━━━━━ SELECTED EXCERPT ━━━━━

But the door will be painted red. Red I can do.

This view is from the door. Cabinets will run the length of both walls under the windows. We’re picking them up at Ikea this Saturday.By Monday they’ll be built and in place, waiting for the concrete counters that Mr. Spouse will pour the following week.

Cross your fingers, girls and boys…the counters WILL be poured next week! Yes. They. Will.

Going to put a vent fan on the back wall between the two windows. That will be where I do encaustics and spray stinky stuff.

Another view of the wall o’windows. I just love this wall.

And a view from the encaustic area towards the front.

Still have to take the tarps off the skylights.

Still have to do a lot of things. But we’re getting closer. And I’m thinking knowing my art is going to blossom in here!

Spike Anne

“When you got nuthin’ to say, give ’em pictures.” Mark Twain

Okay, Mark Twain didn’t really say that. But a hundred something years ago, Samuel Clemens, AKA Mark Twain, spent a fair amount of time here in California’s gold country. Some of it right here in my town.

So I figure a man known for exaggeration and literary license, a man who might’ve walked the very land I call home, would give me a 19th century equivalent of a high five and tell me to go for it. Lie through my teeth for a great quote. He would. He really would say that.

Not that I’m lying. I’m just being...creative.

The point is, I’ve got nuthin’ to say tonight. Because I’m as deep fried as an order of the Colonel’s extra crispy. Mr. Spouse was in Dallas this weekend and I’ve been left to my own devises. Which means I’ve been PAINTING. Happy happy happy dance time! I’ve got seven…SEVEN canvases going this weekend. Two are done, one damn near and the rest are somewhere in between.

Got nuthin’ to say…BUT I GOT PICTURES!!!

So here’s a peek at a couple of the paintings. Crappy photo alert. Snapshots with the old point and shoot.

'Catholic Girls Wear Plaid' by Susan Lobb-Porter

Remember this one from last week? Catholic Girls Wear Plaid. I’m thinking it’s done now.

━━━━━

[ABOUT THIS EXERCISE]:
Reproduce the part of the blog post that starts with "Another view of" and goes on through "blossom in here!".

━━━━━ MATERIAL PROVIDED ━━━━━

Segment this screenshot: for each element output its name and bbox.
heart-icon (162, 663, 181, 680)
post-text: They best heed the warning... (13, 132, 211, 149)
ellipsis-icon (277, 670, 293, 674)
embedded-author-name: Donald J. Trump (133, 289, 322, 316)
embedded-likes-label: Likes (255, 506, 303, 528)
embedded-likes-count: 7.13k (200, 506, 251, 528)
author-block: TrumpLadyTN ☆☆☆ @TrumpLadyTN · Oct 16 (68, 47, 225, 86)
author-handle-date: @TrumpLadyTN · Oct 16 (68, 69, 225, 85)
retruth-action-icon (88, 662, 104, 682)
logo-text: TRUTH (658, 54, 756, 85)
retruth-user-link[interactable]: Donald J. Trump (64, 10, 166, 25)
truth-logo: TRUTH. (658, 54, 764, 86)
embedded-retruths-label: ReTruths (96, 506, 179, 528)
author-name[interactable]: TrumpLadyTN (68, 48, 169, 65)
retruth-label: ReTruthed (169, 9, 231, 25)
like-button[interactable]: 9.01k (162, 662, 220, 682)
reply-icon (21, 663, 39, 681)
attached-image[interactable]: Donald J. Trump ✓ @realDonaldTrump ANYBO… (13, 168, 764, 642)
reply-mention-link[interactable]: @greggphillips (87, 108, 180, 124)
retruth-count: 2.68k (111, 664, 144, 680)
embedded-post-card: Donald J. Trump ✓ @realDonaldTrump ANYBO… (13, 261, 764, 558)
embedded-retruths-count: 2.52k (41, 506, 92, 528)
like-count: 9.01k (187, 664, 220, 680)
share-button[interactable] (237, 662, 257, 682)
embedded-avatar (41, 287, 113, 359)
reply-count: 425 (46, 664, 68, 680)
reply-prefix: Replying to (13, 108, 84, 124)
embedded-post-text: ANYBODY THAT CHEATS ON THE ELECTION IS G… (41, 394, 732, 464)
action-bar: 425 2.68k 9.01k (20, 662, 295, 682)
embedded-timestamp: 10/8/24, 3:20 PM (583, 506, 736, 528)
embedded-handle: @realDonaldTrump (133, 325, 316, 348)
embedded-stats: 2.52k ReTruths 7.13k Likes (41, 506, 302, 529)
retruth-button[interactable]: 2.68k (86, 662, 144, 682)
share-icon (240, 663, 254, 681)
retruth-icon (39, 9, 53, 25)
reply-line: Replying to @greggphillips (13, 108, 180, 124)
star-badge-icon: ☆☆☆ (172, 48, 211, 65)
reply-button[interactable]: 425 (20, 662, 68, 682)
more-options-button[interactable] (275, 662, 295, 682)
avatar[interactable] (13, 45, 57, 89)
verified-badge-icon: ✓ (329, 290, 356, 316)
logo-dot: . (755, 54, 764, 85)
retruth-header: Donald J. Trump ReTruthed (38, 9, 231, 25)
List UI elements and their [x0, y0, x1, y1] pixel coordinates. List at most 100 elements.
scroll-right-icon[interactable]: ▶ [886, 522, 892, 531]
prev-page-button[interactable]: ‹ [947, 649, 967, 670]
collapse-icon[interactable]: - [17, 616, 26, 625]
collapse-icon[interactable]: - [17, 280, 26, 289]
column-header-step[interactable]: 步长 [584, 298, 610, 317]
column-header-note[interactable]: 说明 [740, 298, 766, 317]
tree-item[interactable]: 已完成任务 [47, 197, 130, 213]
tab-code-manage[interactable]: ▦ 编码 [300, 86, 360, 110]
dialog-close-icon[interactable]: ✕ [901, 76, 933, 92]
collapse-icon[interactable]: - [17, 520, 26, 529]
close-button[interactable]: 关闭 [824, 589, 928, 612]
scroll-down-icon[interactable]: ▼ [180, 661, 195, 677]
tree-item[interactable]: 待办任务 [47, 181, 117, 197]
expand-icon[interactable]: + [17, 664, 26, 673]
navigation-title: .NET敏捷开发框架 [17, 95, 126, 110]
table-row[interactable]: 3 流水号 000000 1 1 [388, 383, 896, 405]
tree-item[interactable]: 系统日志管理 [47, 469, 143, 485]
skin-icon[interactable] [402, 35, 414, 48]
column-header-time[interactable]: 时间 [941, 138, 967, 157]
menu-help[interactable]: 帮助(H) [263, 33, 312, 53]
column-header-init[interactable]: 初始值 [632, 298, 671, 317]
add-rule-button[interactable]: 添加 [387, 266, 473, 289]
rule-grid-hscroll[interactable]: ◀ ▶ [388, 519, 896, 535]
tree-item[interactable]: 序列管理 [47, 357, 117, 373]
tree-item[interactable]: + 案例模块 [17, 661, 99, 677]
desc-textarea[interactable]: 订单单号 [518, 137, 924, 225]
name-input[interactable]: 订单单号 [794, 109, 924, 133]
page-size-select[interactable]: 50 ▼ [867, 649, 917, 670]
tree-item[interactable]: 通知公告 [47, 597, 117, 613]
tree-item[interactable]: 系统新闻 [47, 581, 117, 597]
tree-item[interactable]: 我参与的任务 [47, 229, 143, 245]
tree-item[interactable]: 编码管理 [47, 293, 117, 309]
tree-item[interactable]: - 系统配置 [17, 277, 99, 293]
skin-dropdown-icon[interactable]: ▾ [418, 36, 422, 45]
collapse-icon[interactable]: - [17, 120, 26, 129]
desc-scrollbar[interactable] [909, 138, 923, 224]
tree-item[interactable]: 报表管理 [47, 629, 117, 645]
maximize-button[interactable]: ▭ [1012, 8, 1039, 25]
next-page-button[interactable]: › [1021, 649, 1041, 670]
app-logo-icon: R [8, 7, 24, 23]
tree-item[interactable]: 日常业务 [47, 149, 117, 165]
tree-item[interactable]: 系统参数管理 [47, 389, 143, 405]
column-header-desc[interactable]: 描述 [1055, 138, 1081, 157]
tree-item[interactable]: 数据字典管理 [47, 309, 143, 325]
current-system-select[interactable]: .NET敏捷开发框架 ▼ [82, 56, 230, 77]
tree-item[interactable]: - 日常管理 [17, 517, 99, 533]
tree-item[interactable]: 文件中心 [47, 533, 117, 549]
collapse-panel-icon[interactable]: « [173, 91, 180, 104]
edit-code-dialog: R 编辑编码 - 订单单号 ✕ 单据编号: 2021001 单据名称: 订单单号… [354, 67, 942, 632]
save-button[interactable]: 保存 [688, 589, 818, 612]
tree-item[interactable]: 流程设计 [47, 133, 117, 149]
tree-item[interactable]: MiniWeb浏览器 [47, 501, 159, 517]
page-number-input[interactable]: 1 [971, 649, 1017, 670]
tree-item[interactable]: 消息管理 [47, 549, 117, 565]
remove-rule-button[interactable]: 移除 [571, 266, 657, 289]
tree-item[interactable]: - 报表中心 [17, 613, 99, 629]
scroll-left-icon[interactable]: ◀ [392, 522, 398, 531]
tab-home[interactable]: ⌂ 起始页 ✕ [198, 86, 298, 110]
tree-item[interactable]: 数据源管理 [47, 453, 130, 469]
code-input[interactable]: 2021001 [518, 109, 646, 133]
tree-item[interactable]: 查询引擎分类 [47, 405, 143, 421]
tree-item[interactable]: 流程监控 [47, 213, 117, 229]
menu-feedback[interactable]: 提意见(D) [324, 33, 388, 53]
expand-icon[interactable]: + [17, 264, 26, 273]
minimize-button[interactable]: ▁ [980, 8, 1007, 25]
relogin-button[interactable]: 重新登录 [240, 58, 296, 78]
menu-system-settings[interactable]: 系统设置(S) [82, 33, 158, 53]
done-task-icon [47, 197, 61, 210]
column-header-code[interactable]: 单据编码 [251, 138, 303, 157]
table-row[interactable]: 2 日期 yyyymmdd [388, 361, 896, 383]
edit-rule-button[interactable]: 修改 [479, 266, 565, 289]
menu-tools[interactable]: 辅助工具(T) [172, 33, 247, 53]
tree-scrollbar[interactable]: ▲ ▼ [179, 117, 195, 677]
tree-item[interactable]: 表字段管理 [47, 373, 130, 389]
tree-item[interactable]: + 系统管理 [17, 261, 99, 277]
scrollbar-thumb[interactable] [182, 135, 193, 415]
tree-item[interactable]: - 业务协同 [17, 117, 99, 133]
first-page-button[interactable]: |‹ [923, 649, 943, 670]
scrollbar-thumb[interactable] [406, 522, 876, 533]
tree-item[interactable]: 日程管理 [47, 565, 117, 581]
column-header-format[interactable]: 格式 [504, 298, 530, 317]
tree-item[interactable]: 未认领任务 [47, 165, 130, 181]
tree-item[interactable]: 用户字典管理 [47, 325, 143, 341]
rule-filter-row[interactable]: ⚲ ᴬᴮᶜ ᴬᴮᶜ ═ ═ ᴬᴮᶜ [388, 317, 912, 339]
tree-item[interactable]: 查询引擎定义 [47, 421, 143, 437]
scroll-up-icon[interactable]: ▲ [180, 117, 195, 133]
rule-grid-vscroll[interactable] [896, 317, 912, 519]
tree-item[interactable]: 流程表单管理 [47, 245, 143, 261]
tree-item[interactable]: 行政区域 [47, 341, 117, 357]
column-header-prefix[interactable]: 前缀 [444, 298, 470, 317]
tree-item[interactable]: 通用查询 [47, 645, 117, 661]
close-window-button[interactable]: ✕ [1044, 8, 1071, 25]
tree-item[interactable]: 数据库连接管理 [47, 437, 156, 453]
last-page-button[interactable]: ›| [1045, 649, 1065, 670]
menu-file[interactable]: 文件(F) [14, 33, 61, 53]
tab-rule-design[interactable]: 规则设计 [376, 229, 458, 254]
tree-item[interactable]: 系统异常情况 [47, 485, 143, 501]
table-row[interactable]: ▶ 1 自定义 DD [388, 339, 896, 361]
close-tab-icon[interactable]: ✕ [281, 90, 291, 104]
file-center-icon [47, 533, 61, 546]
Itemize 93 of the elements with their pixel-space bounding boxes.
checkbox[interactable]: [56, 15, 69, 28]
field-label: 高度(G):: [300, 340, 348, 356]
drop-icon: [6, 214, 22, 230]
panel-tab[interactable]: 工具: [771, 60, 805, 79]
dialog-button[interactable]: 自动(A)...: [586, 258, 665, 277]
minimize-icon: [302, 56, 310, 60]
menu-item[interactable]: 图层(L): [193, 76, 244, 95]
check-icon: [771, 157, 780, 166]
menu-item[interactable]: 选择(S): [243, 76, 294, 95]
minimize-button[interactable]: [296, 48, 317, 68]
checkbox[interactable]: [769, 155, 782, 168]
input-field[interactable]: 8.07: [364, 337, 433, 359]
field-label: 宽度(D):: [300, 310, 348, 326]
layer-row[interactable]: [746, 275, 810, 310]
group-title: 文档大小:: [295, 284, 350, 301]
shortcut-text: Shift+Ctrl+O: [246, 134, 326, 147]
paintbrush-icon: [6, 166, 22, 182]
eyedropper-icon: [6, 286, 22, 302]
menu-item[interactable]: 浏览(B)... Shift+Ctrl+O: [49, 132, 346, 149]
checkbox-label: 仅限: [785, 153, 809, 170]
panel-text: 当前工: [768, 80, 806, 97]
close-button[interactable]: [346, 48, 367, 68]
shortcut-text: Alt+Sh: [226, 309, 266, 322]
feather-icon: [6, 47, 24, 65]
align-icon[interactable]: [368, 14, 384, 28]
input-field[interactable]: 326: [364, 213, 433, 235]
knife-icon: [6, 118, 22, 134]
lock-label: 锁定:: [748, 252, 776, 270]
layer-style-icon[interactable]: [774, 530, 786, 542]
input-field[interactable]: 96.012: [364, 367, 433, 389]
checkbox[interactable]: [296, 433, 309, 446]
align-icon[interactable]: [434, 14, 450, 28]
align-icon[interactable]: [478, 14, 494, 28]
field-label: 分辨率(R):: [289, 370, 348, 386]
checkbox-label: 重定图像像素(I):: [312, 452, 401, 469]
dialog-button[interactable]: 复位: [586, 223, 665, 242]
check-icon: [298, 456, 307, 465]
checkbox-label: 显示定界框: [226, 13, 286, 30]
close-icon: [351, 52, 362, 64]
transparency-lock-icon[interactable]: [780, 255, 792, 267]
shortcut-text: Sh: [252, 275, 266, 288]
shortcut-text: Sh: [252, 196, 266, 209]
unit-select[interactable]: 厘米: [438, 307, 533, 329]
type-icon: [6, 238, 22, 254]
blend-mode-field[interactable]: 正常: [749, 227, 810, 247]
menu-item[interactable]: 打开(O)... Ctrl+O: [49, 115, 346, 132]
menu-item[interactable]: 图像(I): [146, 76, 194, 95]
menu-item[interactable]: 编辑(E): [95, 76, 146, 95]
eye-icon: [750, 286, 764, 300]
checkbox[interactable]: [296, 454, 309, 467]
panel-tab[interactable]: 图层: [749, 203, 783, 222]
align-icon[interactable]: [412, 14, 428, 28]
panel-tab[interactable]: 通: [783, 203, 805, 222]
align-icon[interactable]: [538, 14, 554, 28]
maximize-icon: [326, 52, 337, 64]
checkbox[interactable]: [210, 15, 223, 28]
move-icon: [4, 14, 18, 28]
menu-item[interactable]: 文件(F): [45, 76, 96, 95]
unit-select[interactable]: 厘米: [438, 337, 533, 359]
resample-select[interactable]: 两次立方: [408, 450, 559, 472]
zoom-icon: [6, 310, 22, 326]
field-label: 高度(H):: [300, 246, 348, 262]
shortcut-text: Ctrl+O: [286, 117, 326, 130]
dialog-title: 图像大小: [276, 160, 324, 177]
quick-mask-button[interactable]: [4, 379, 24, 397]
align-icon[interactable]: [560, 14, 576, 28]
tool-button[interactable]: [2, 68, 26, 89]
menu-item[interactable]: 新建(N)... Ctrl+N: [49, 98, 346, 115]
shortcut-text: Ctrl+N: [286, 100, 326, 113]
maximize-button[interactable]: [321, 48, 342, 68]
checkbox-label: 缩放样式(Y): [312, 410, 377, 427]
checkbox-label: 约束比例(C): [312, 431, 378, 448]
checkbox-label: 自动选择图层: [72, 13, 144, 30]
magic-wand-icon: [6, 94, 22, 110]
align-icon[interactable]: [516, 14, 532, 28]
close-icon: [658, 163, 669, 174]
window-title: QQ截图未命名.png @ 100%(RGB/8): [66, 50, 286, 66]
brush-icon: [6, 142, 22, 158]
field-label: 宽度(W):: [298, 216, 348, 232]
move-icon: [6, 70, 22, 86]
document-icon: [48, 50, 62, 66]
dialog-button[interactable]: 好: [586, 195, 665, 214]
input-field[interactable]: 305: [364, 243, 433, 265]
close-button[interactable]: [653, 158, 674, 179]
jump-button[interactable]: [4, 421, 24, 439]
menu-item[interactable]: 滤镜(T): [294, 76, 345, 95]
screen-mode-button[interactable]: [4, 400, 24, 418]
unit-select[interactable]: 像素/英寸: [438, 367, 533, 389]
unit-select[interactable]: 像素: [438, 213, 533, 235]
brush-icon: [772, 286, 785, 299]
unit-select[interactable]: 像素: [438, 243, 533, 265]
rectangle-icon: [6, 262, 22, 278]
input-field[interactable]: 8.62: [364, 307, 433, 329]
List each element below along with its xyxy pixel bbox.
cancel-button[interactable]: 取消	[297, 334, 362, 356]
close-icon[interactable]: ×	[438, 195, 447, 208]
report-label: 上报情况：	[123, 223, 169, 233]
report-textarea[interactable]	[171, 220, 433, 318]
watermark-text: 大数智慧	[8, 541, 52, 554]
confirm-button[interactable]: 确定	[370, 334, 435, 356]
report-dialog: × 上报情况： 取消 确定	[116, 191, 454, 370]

━━━━━

[RESULT]:
Another view of the wall o’windows. I just love this wall.

And a view from the encaustic area towards the front.

Still have to take the tarps off the skylights.

Still have to do a lot of things. But we’re getting closer. And I’m thinking knowing my art is going to blossom in here!